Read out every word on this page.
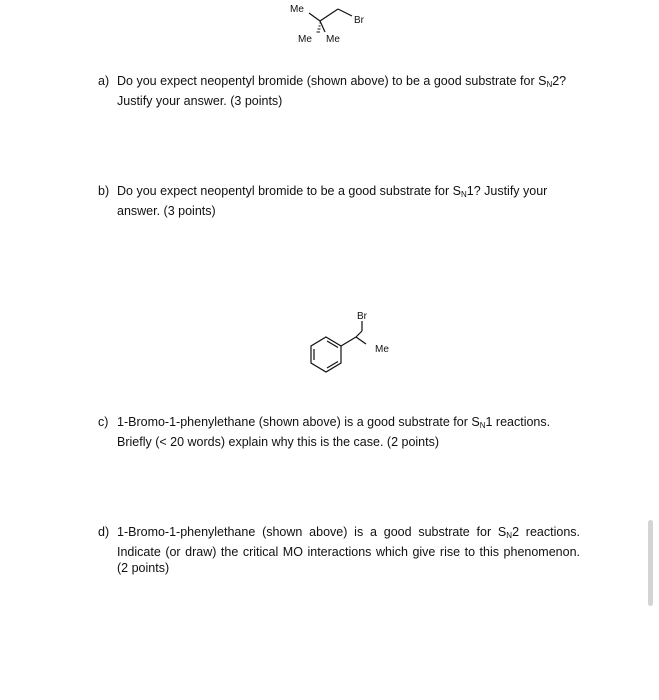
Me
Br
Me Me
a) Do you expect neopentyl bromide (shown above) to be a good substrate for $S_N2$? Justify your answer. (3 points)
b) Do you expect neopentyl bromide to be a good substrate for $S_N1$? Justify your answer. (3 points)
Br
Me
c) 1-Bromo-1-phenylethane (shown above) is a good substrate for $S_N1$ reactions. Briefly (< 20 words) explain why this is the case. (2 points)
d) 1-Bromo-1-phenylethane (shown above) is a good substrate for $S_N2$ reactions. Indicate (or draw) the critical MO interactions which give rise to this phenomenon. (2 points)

***

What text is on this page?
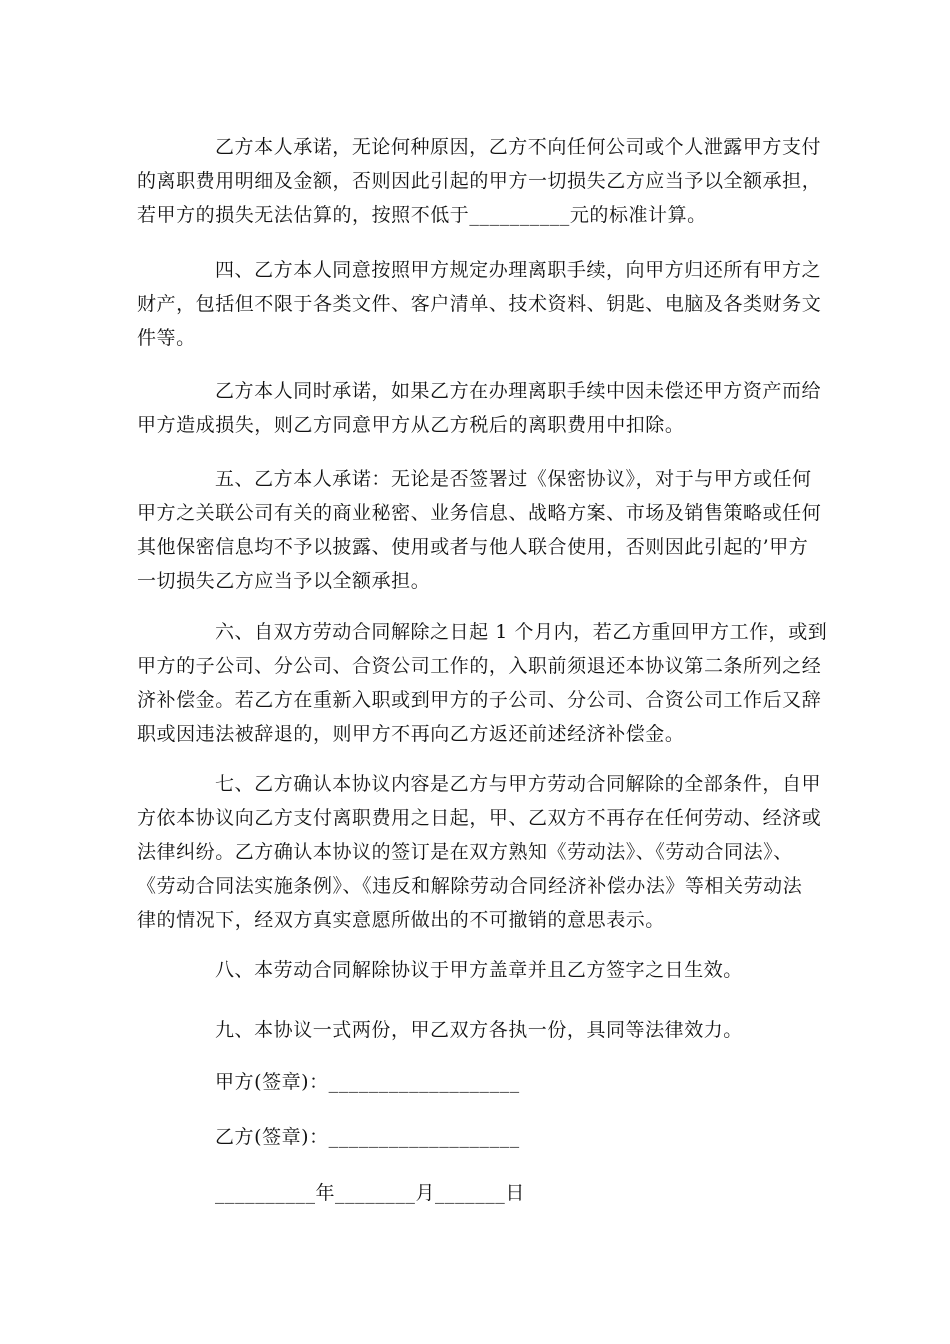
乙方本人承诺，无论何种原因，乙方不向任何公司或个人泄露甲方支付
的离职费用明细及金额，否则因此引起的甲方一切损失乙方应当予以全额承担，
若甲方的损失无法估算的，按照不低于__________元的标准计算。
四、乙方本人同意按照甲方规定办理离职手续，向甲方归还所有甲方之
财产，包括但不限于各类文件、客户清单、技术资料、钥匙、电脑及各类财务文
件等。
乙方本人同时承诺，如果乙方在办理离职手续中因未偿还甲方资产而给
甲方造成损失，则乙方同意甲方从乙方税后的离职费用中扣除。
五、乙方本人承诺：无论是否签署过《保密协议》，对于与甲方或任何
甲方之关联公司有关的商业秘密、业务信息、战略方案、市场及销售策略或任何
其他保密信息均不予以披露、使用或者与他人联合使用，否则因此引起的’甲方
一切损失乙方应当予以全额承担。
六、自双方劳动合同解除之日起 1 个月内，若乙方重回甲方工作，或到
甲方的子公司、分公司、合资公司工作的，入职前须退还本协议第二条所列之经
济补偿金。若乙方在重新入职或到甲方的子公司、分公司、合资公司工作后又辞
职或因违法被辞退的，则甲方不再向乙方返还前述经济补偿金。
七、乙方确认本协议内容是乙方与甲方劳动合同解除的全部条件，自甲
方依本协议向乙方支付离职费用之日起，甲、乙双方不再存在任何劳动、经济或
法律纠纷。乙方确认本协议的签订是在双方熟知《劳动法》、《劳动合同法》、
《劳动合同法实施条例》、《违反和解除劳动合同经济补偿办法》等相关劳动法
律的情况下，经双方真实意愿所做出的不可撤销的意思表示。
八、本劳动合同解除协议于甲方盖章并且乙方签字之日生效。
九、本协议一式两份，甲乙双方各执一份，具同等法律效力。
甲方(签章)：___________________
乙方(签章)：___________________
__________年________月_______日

***

Problem to solve. In the entries above, find every line holding the word "reactions" and copy it out.

Solution to the problem.
c) 1-Bromo-1-phenylethane (shown above) is a good substrate for $S_N1$ reactions. Briefly (< 20 words) explain why this is the case. (2 points)
d) 1-Bromo-1-phenylethane (shown above) is a good substrate for $S_N2$ reactions. Indicate (or draw) the critical MO interactions which give rise to this phenomenon. (2 points)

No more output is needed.